### Set problem
Sift the listing for lines that hold the string "Note" and pull them out.

### Supplied information

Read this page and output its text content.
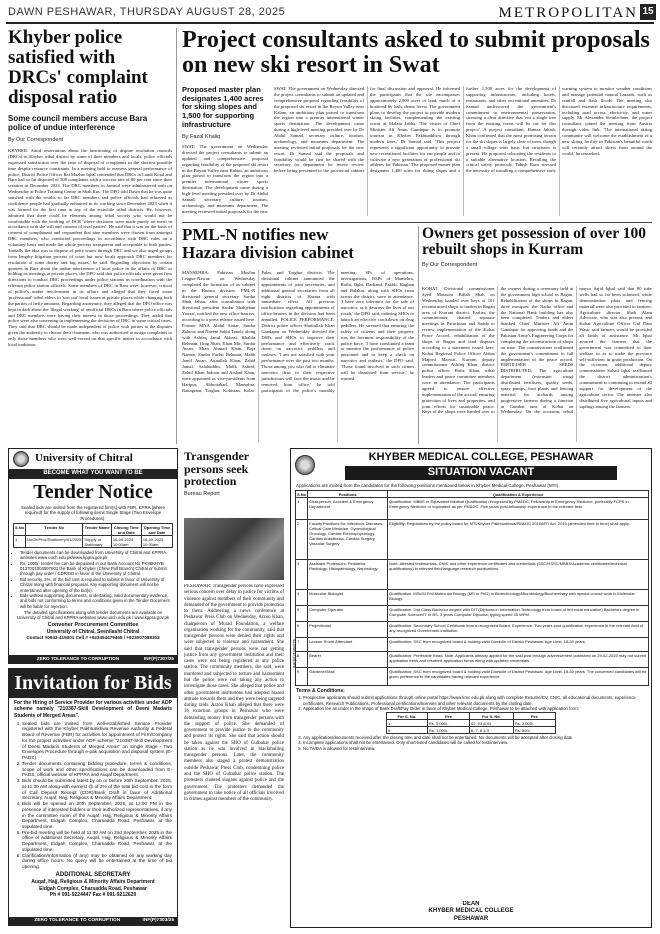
DAWN PESHAWAR, THURSDAY AUGUST 28, 2025	METROPOLITAN 15
Khyber police satisfied with DRCs' complaint disposal ratio
Some council members accuse Bara police of undue interference
By Our Correspondent
KHYBER: Amid reservations about the functioning of dispute resolution councils (DRCs) in Khyber tribal district by some of their members and locals, police officials expressed satisfaction over the ratio of disposal of complaints in the shortest possible time despite resource constraints. In a meeting held to reassess general performance of police, District Police Officer Rai Mazhar Iqbal contended that DRCs in Landi Kotal and Bara had so far disposed of 500 complaints with a success rate of 80 per cent since their creation in December 2023. The DRC members in Jamrud were administered oath on Wednesday at Police Training Centre in Shah Kas. The DPO told Dawn that he was quite satisfied with the results so far DRC members and police officials had achieved as confidence people had gradually enhanced in its working since December 2023 when it was formed for the first time in any of the erstwhile tribal districts. He, however, admitted that there could be elements among tribal society who would not be comfortable with the working of DCR 'where decisions were made purely on merit in accordance with the will and consent of rival parties'. He said that it was on the basis of consent of complainant and respondent that nine members were chosen from amongst DRC members, who conducted proceedings in accordance with DRC rules on a voluntary basis and made the whole process transparent and acceptable to both parties. 'Initially the idea was to dispose of petty issues through DRC and we also urged groups from lengthy litigation process of court but now locals approach DRC members for resolution of some thorny and big issues,' he said. Regarding objections by certain quarters in Bara about the undue interference of local police in the affairs of DRC or holding its meetings at private places, the DPO said that police officials were given firm directions to conduct DRC proceedings under police stations in coordination with the relevant police station officials. Some members of DRC in Bara were, however, critical of police's undue involvement in its affairs and alleged that they faced some 'professional' tribal elders to 'sort out' local issues at private places while changing both the parties of hefty amounts. Regarding anonymity, they alleged that the DPO office was kept in dark about the 'illegal working' of unofficial DRCs in Bara where police officials and DRC members were having their interest in those proceedings. They added that police were also convening in implementing the decisions of DRC in some critical cases. They said that DRC should be made independent of police with parties to the disputes given the authority to choose their chairman, who was authorised to assign complaints to only those members who were well-versed on that specific matter in accordance with local traditions.
Project consultants asked to submit proposals on new ski resort in Swat
Proposed master plan designates 1,400 acres for skiing slopes and 1,500 for supporting infrastructure
By Fazal Khaliq
SWAT: The government on Wednesday directed the project consultants to submit an updated and comprehensive proposal regarding feasibility of the proposed ski resort in the Boyun Valley near Kalam, an ambitious plan poised to transform the region into a premier international winter sports destination. The development came during a high-level meeting presided over by Dr Abdul Samad, secretary culture, tourism, archaeology, and museums department. The meeting reviewed initial proposals for the new
SWAT: The government on Wednesday directed the project consultants to submit an updated and comprehensive proposal regarding feasibility of the proposed ski resort in the Boyun Valley near Kalam, an ambitious plan poised to transform the region into a premier international winter sports destination. The development came during a high-level meeting presided over by Dr Abdul Samad, secretary culture, tourism, archaeology, and museums department. The meeting reviewed initial proposals for the new resort. Dr Samad said the proposals and feasibility would be first be shared with the secretary for department for recent review before being presented to the provincial cabinet for final discussion and approval. He informed the participants that the site encompasses approximately 2,900 acres of land, much of it bordered by lush, dense forest. The government plans to develop the project to provide modern skiing facilities, complementing the existing resort at Malam Jabba. 'The vision of Chief Minister Ali Amin Gandapur is to promote tourism in Khyber Pakhtunkhwa through modern lines,' Dr Samad said. 'This project represents a significant opportunity to provide new recreational facilities for our people and to cultivate a new generation of professional ski athletes for Pakistan.' The proposed master plan designates 1,400 acres for skiing slopes and a further 1,500 acres for the development of supporting infrastructure, including hotels, restaurants, and other recreational amenities. Dr Samad underscored the government's commitment to environmental preservation, stressing a clear directive that 'not a single tree from the existing forest will be cut for this project'. A project consultant, Hamza Jahish, Khan confirmed that the most promising terrain for the ski slopes is largely clear of trees, though a small village with basic but structures is present. He proposed relocating the residents to a suitable alternative location. Recalling the critical safety protocols, Tabish Raza stressed the necessity of installing a comprehensive early warning system to monitor weather conditions and manage potential natural hazards, such as rainfall and flash floods. The meeting also discussed essential infrastructure requirements, including road access, electricity, and water supply. Mr Alexander Steinlechner, the project consultant, joined the meeting from Austria through video link. 'The international skiing community will welcome the establishment of a new skiing facility in Pakistan's beautiful north will certainly attract skiers from around the world,' he remarked.
PML-N notifies new Hazara division cabinet
MANSEHRA: Pakistan Muslim League-Nawaz on Wednesday completed the formation of its cabinet in the Hazara division. PML-N divisional general secretary Sardar Shah Jahan, after consultation with divisional president Sardar Shahjehan Yousaf, notified the new office-bearers, according to a press release issued here. Former MNA Abdul Sattar, Sardar Zahoor, and Naeem Sakhi Tanoli, along with Ashfaq Jamil Abbasi, Khalifa Rehman, Ifrag Shah, Khan Mir, Sardar Awais, Mian Ahmad Khan, Raja Naeem, Sardar Fazlur Rehman, Malik Jamil Awan, Attaullah Khan, Zahid Jamal, Salahuddin, Malik Ashraf, Zahid Khan Jadoon and Arshad Khan, were appointed as vice-presidents from Haripur, Abbottabad, Mansehra, Battagram, Torghar, Kohistan, Kolai-Palas, and Torghar districts. The divisional cabinet announced the appointments of joint secretaries, and additional general secretaries from all eight districts of Hazara with immediate effect. All previous notifications regarding appointments of office-bearers in the division had been annulled. POLICE PERFORMANCE: District police officer Shafiullah Khan Gandapur on Wednesday directed the DSPs and SHOs to improve their performance and effectively crack down on narcotics peddlers and outlaws. 'I am not satisfied with your performance over the past two months. Those among you who fail to eliminate narcotics dens in their respective jurisdictions will face the music and be removed from office,' he told participants of the police's monthly meeting. SPs of operations, investigations, DSPs of Mansehra, Baffa, Oghi, Darband, Pakhli, Kaghan and Balakot, along with SHOs from across the district, were in attendance. 'I have zero tolerance for the sale of narcotics, as it destroys the lives of our youth,' the DPO said, ordering SHOs to launch an effective crackdown on drug peddlers. He stressed that ensuring the safety of citizens and their property was the foremost responsibility of the police force. 'I have constituted a team to monitor the performance of police personnel and to keep a check on narcotics and outlaws,' the DPO said. 'Those found involved in such crimes will be dismissed from service,' he warned.
Owners get possession of over 100 rebuilt shops in Kurram
By Our Correspondent
KOHAT: Divisional commissioner Syed Motasim Billah Shah on Wednesday handed over keys of 101 reconstructed shops to traders in Bagan area of Kurram district. Earlier, the commissioner chaired separate meetings in Parachinar and Sadda to review implementation of the Kohat Peace Accord, rehabilitation of the shops of Bagan and land disputes according to a statement issued here. Kohat Regional Police Officer Abbas Majeed Marwat, Kurram deputy commissioner Ashfaq Khan, district police officer Hafiz Khan, tribal leaders and peace committee members were in attendance. The participants agreed to ensure effective implementation of the accord, ensuring protection of lives and properties, and joint efforts for sustainable peace. Keys of the shops were handed over to the owners during a ceremony held at the government high school in Bagan. Rehabilitation of the shops in Bagan, three mosques, the Nadra office and the National Bank building has also been completed. Traders and elders thanked Chief Minister Ali Amin Gandapur for approving funds and the Pakistan Army's Engineering Corps for completing the reconstruction of shops on time. The commissioner reaffirmed the government's commitment to full implementation of the peace accord. FERTILISER SEEDS DISTRIBUTED: The agriculture department (extension wing) distributed fertilisers, quality seeds, spray pumps, fruit plants and fencing material for orchards among progressive farmers during a function in Gumbat area of Kohat on Wednesday. On the occasion, tehsil mayor Sajid Iqbal said that 80 tube wells had so far been solarised, while demonstration plots and fencing material were also provided to farmers. Agriculture director Shah Alam Advocate, who was also present, and Kohat Agriculture Officer Gul Dam Wasir said farmers would be provided all kinds of assistance. Mr Iqbal assured the farmers that the government was committed to their welfare so as to make the province self-sufficient in grain production. On the occasion, additional deputy commissioner Sohail Iqbal reaffirmed the district administration's commitment to continuing to extend all support for development of the agriculture sector. The minister also distributed five agricultural inputs and saplings among the farmers.
University of Chitral
BECOME WHAT YOU WANT TO BE
Tender Notice
Sealed bids are invited from the registered firm(s) with FBR, KPRA (where required) for the supply of following items Single Stage (Two Envelope Procedures).
S.No	Tender No	Tender Name	Closing Time and Date	Opening Time and Date
1	UoCh/Proc/Stationery/01/2025	Supply of Stationary	16-09-2025 10:00am	16-09-2025 10:30am
• Tender documents can be downloaded from University of Chitral and KPPRA websites www.uoch.edu.pk/www.kppra.gov.pk
• Rs. 1000/- tender fee can be deposited in our Bank Account No PK88KHYB 0137001004597601 the Bank of Khyber (Chew Pull Branch) Chitral or submit through pay order / CDR/DD in favor of the University of Chitral.
• Bid security, 2%, of the bid cost is required to submit in favor of University of Chitral along with financial proposal. Any supporting document will not be entertained after opening of the bid(s).
• Bids without supporting documents, undertaking, valid documentary evidence, and bids not conforming to terms and conditions given in the Tender Document will be liable for rejection.
The detailed specifications along with tender documents are available on University of Chitral and KPPRA websites www.uoch.edu.pk / www.kppra.gov.pk
Convener Procurement Committee
University of Chitral, Seenilasht Chitral
Contact #0943-415001 Cell # +923454479465 / +923007088303
ZERO TOLERANCE TO CORRUPTION	INF(P)7307/25
Invitation for Bids
For the Hiring of Service Provider for various activities under ADP scheme namely "210387-Skill Development of Deeni Madaris Students of Merged Areas".
1. Sealed bids are invited from well-established Service Provider registered with the Khyber Pakhtunkhwa Revenue Authority & Federal Board of Revenue (FBR) for activities for appointment of Firm/Company for the project activities under ADP scheme "210387-Skill Development of Deeni Madaris Students of Merged Areas" on Single Stage - Two Envelopes Procedure through e-pak acquisition and disposal system (E-PADS).
2. Tender documents containing bidding procedure, terms & conditions, scope of work and other specifications can be downloaded from E-PADS, official website of KPPRA and Auqaf Department.
3. Bids should be submitted latest by on or before 20th September, 2025, at 11:30 AM along-with earnest @ of 2% of the total bid cost in the form of Call Deposit Receipt (CDR)/Bank Draft in favor of Additional Secretary, Auqaf, Hajj, Religious & Minority Affairs Department.
4. Bids will be opened on 20th September, 2025, at 12:00 PM in the presence of interested bidders or their authorized representatives, if any in the committee room of the Auqaf, Hajj, Religious & Minority Affairs Department, Eidgah Complex, Charsadda Road, Peshawar, at the stipulated time.
5. Pre-bid meeting will be held at 11:30 AM on 2nd September, 2025 in the office of Additional Secretary, Auqaf, Hajj, Religious & Minority Affairs Department, Eidgah Complex, Charsadda Road, Peshawar, at the stipulated time.
6. Clarification/Information (if any) may be obtained on any working day during office hours. No query will be entertained at the time of bid opening.
ADDITIONAL SECRETARY
Auqaf, Hajj, Religious & Minority Affairs Department
Eidgah Complex, Charsadda Road, Peshawar
Ph # 091-9224447 Fax # 091-9212620
ZERO TOLERANCE TO CORRUPTION	INF(P)7303/25
Transgender persons seek protection
Bureau Report
PESHAWAR: Transgender persons have expressed serious concern over delay in justice for victims of violence against members of their community and demanded of the government to provide protection to them. Addressing a news conference at Peshawar Press Club on Wednesday, Arzoo Khan, chairperson of Murad Foundation, a welfare organisation working for the community, said that transgender persons were denied their rights and were subjected to violence and harassment. She said that transgender persons were not getting justice from any government institution and their cases were not being registered at any police station. The community members, she said, were murdered and subjected to torture and harassment but the police were not taking any action to investigate those cases. She alleged that police and other government institutions had adopted biased attitude towards them and they were being targeted during raids. Arzoo Khan alleged that there were 16 extortion groups in Peshawar who were demanding money from transgender persons with the support of police. She demanded of government to provide justice to the community and protect its rights. She said that action should be taken against the SHO of Gulbahar police station as he was involved in blackmailing transgender persons. Later, the community members also staged a protest demonstration outside Peshawar Press Club, condemning police and the SHO of Gulbahar police station. The protesters chanted slogans against police and the government. The protesters demanded the government to take notice of all officials involved in crimes against members of the community.
KHYBER MEDICAL COLLEGE, PESHAWAR
SITUATION VACANT
Applications are invited from the candidates for the following positions mentioned below in Khyber Medical College, Peshawar (MTI).
S.No	Positions	Qualification & Experience
1	Chairperson, Accident & Emergency Department	Qualification: MBBS or Equivalent Medical Qualification recognized by PM&DC; Fellowship in Emergency Medicine, preferably FCPS in Emergency Medicine or equivalent as per PM&DC. Five years post-fellowship experience in the relevant field.
2	Faculty Positions for: Infectious Diseases, Critical Care Medicine, Gynecological Oncology, Cardiac Electrophysiology, Cardiac Anesthesia, Cardiac Surgery, Vascular Surgery	Eligibility: Regulations by the policy board for MTI/Khyber Pakhtunkhwa/PM&DC 2016/MTI Act, 2015 (amended time to time) shall apply.
3	Assistant Professors: Pediatrics, Radiology, Histopathology, Nephrology	Note: Attested testimonials, CNIC and other experience certificates and credentials (SSC/HSSC/MBBS/Academic certificates/technical qualifications) in relevant field/language research publications.
4	Molecular Biologist	Qualification: MSc/M.Phil Molecular Biology (MS or PhD) in Biotechnology/Microbiology/Biochemistry with special course work in Molecular Biology.
5	Computer Operator	Qualification: 2nd Class Bachelor degree with DIT (Diploma in Information Technology from board of technical education) Bachelors degree in Computer Science/IT or BS, 3 years Computer Diploma; typing speed 35 WPM.
6	Projectionist	Qualification: Secondary School Certificate from a recognized Board. Experience: Two years post qualification experience in the relevant field of any recognized Government institution.
7	Lecture Room Attendant	Qualification: SSC from recognized board & holding valid Domicile of District Peshawar. Age Limit: 18-30 years.
8	Bearer	Qualification: Preferable Read. Note: Applicants already applied for the said post through advertisement published on 29-02-2025 may not submit application fresh and resubmit application forms along with updated credentials.
9	Gardener/Mali	Qualification: SSC from recognized board & holding valid Domicile of District Peshawar. Age Limit: 18-30 years. The concerned candidates will be given preference to the candidates having relevant experience.
Terms & Conditions:
1. Prospective applicants should submit applications through online portal https://www.kmc.edu.pk along with complete Resume/CV, CNIC, all educational documents, experience certificates, Research Publications, Professional certifications/licenses and other relevant documents by the closing date.
2. Application fee as under in the shape of Bank Draft/Pay Order in favor of Khyber Medical College, Peshawar to be attached with application form:
For S. No.	Fee	For S. No.	Fee
1	Rs. 5,000/-	02, 03 & 04	Rs. 3,000/-
5	Rs. 1,000/-	6, 7, 8 & 9	Rs. 500/-
3. Any application/documents received after the closing time and date shall not be entertained. No documents will be accepted after closing date.
4. Incomplete applications shall not be entertained. Only short-listed candidates will be called for test/interview.
5. No TA/DA is allowed for test/interview.
DEAN
KHYBER MEDICAL COLLEGE
PESHAWAR
INF(P)7308/25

### Exercise output
3	Assistant Professors: Pediatrics, Radiology, Histopathology, Nephrology	Note: Attested testimonials, CNIC and other experience certificates and credentials (SSC/HSSC/MBBS/Academic certificates/technical qualifications) in relevant field/language research publications.
8	Bearer	Qualification: Preferable Read. Note: Applicants already applied for the said post through advertisement published on 29-02-2025 may not submit application fresh and resubmit application forms along with updated credentials.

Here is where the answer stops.